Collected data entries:

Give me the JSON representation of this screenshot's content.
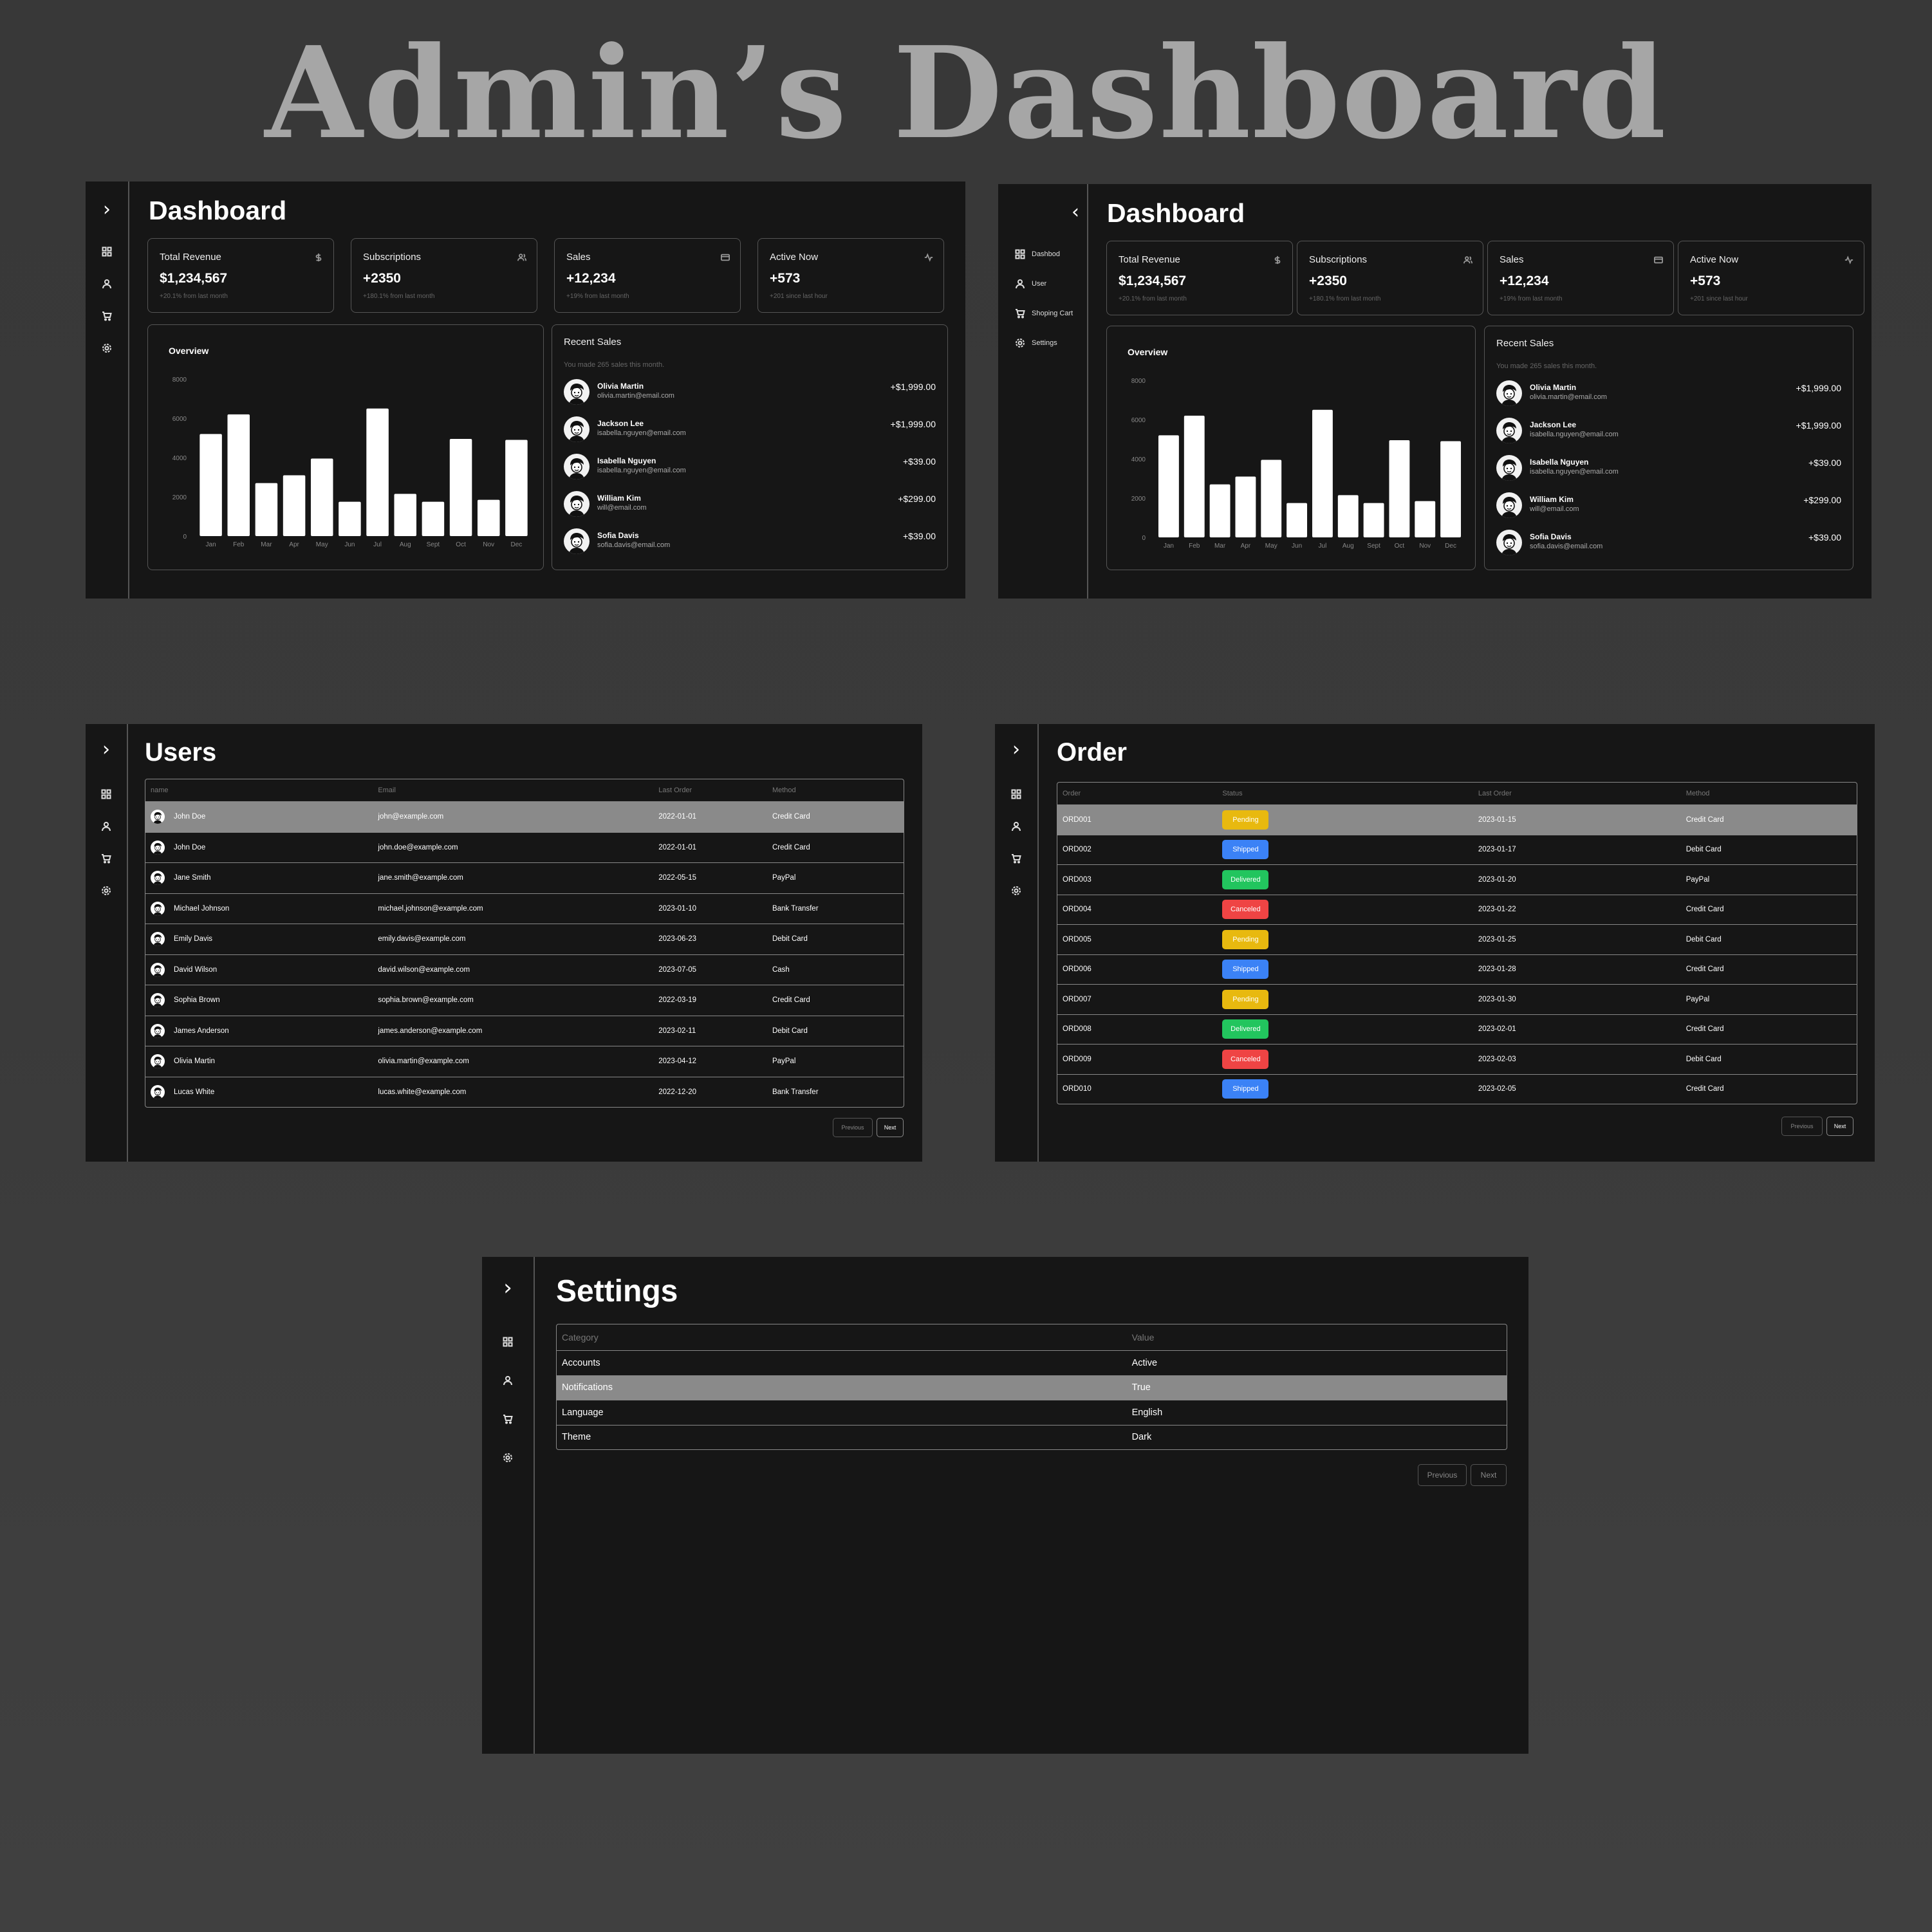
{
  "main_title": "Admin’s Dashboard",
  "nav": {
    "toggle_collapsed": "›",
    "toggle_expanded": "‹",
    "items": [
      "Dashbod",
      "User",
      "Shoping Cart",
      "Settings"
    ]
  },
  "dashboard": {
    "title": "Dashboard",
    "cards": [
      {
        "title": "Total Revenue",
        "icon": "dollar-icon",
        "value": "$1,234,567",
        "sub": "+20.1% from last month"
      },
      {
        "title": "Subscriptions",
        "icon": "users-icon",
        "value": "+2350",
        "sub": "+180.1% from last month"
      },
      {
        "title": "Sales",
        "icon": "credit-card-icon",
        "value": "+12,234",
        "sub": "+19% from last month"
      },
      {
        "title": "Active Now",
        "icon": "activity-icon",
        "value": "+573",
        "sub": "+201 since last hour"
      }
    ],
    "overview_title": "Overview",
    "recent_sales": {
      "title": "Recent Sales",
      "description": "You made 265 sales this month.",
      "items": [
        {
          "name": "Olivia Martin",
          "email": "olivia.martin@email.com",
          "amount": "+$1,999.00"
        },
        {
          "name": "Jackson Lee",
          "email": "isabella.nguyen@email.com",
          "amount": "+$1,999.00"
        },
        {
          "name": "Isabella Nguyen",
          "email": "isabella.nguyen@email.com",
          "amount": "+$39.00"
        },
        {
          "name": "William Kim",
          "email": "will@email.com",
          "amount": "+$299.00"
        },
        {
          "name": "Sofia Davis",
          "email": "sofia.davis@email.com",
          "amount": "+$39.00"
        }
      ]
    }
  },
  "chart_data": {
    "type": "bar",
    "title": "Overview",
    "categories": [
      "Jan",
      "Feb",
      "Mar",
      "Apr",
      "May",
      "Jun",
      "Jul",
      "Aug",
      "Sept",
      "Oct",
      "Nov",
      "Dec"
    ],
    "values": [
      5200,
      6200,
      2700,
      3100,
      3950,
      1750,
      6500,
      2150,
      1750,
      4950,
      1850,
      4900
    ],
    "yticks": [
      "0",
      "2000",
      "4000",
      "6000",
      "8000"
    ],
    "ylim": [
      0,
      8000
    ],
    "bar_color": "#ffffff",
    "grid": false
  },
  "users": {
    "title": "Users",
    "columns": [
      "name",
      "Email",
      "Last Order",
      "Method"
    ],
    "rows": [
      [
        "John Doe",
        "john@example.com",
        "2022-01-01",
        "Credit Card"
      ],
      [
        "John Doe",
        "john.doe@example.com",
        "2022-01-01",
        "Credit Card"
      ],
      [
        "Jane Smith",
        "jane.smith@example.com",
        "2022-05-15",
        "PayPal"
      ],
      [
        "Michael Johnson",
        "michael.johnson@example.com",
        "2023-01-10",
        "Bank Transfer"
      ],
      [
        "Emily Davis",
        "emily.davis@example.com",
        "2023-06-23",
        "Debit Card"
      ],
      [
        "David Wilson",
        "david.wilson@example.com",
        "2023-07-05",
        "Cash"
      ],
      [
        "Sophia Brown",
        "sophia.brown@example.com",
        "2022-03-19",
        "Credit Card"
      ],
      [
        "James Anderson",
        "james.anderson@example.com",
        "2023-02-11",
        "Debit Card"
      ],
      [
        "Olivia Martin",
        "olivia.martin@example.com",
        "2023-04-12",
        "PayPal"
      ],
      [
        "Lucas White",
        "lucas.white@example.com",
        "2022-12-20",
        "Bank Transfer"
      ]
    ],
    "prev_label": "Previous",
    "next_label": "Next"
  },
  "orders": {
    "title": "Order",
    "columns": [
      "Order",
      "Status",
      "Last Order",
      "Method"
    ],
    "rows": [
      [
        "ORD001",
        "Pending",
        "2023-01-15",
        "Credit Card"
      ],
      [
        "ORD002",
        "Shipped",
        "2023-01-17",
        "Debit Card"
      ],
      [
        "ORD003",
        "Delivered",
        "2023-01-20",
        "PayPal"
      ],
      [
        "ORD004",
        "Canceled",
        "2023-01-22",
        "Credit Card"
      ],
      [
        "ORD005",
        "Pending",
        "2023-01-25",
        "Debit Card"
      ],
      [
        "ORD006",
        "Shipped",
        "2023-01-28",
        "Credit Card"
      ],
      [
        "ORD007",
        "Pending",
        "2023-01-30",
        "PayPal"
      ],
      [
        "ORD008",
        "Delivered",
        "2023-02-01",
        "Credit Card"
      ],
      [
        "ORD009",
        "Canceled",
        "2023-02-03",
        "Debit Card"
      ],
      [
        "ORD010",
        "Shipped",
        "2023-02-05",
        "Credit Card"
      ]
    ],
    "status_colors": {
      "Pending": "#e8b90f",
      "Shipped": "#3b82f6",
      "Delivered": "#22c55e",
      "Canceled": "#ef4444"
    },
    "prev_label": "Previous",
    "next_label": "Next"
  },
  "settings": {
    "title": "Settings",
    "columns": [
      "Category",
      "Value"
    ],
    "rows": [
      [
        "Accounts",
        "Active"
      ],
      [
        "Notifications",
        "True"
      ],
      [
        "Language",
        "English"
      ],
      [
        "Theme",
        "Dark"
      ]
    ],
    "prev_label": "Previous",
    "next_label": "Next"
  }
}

### AIM
Write the material out again exactly as it appears, dropping the pictures.

### ANSWER TO THIS TASK
Give me the JSON representation of this screenshot's content.
{
  "main_title": "Admin’s Dashboard",
  "nav": {
    "toggle_collapsed": "›",
    "toggle_expanded": "‹",
    "items": [
      "Dashbod",
      "User",
      "Shoping Cart",
      "Settings"
    ]
  },
  "dashboard": {
    "title": "Dashboard",
    "cards": [
      {
        "title": "Total Revenue",
        "icon": "dollar-icon",
        "value": "$1,234,567",
        "sub": "+20.1% from last month"
      },
      {
        "title": "Subscriptions",
        "icon": "users-icon",
        "value": "+2350",
        "sub": "+180.1% from last month"
      },
      {
        "title": "Sales",
        "icon": "credit-card-icon",
        "value": "+12,234",
        "sub": "+19% from last month"
      },
      {
        "title": "Active Now",
        "icon": "activity-icon",
        "value": "+573",
        "sub": "+201 since last hour"
      }
    ],
    "overview_title": "Overview",
    "recent_sales": {
      "title": "Recent Sales",
      "description": "You made 265 sales this month.",
      "items": [
        {
          "name": "Olivia Martin",
          "email": "olivia.martin@email.com",
          "amount": "+$1,999.00"
        },
        {
          "name": "Jackson Lee",
          "email": "isabella.nguyen@email.com",
          "amount": "+$1,999.00"
        },
        {
          "name": "Isabella Nguyen",
          "email": "isabella.nguyen@email.com",
          "amount": "+$39.00"
        },
        {
          "name": "William Kim",
          "email": "will@email.com",
          "amount": "+$299.00"
        },
        {
          "name": "Sofia Davis",
          "email": "sofia.davis@email.com",
          "amount": "+$39.00"
        }
      ]
    }
  },
  "chart_data": {
    "type": "bar",
    "title": "Overview",
    "categories": [
      "Jan",
      "Feb",
      "Mar",
      "Apr",
      "May",
      "Jun",
      "Jul",
      "Aug",
      "Sept",
      "Oct",
      "Nov",
      "Dec"
    ],
    "values": [
      5200,
      6200,
      2700,
      3100,
      3950,
      1750,
      6500,
      2150,
      1750,
      4950,
      1850,
      4900
    ],
    "yticks": [
      "0",
      "2000",
      "4000",
      "6000",
      "8000"
    ],
    "ylim": [
      0,
      8000
    ],
    "bar_color": "#ffffff",
    "grid": false
  },
  "users": {
    "title": "Users",
    "columns": [
      "name",
      "Email",
      "Last Order",
      "Method"
    ],
    "rows": [
      [
        "John Doe",
        "john@example.com",
        "2022-01-01",
        "Credit Card"
      ],
      [
        "John Doe",
        "john.doe@example.com",
        "2022-01-01",
        "Credit Card"
      ],
      [
        "Jane Smith",
        "jane.smith@example.com",
        "2022-05-15",
        "PayPal"
      ],
      [
        "Michael Johnson",
        "michael.johnson@example.com",
        "2023-01-10",
        "Bank Transfer"
      ],
      [
        "Emily Davis",
        "emily.davis@example.com",
        "2023-06-23",
        "Debit Card"
      ],
      [
        "David Wilson",
        "david.wilson@example.com",
        "2023-07-05",
        "Cash"
      ],
      [
        "Sophia Brown",
        "sophia.brown@example.com",
        "2022-03-19",
        "Credit Card"
      ],
      [
        "James Anderson",
        "james.anderson@example.com",
        "2023-02-11",
        "Debit Card"
      ],
      [
        "Olivia Martin",
        "olivia.martin@example.com",
        "2023-04-12",
        "PayPal"
      ],
      [
        "Lucas White",
        "lucas.white@example.com",
        "2022-12-20",
        "Bank Transfer"
      ]
    ],
    "prev_label": "Previous",
    "next_label": "Next"
  },
  "orders": {
    "title": "Order",
    "columns": [
      "Order",
      "Status",
      "Last Order",
      "Method"
    ],
    "rows": [
      [
        "ORD001",
        "Pending",
        "2023-01-15",
        "Credit Card"
      ],
      [
        "ORD002",
        "Shipped",
        "2023-01-17",
        "Debit Card"
      ],
      [
        "ORD003",
        "Delivered",
        "2023-01-20",
        "PayPal"
      ],
      [
        "ORD004",
        "Canceled",
        "2023-01-22",
        "Credit Card"
      ],
      [
        "ORD005",
        "Pending",
        "2023-01-25",
        "Debit Card"
      ],
      [
        "ORD006",
        "Shipped",
        "2023-01-28",
        "Credit Card"
      ],
      [
        "ORD007",
        "Pending",
        "2023-01-30",
        "PayPal"
      ],
      [
        "ORD008",
        "Delivered",
        "2023-02-01",
        "Credit Card"
      ],
      [
        "ORD009",
        "Canceled",
        "2023-02-03",
        "Debit Card"
      ],
      [
        "ORD010",
        "Shipped",
        "2023-02-05",
        "Credit Card"
      ]
    ],
    "status_colors": {
      "Pending": "#e8b90f",
      "Shipped": "#3b82f6",
      "Delivered": "#22c55e",
      "Canceled": "#ef4444"
    },
    "prev_label": "Previous",
    "next_label": "Next"
  },
  "settings": {
    "title": "Settings",
    "columns": [
      "Category",
      "Value"
    ],
    "rows": [
      [
        "Accounts",
        "Active"
      ],
      [
        "Notifications",
        "True"
      ],
      [
        "Language",
        "English"
      ],
      [
        "Theme",
        "Dark"
      ]
    ],
    "prev_label": "Previous",
    "next_label": "Next"
  }
}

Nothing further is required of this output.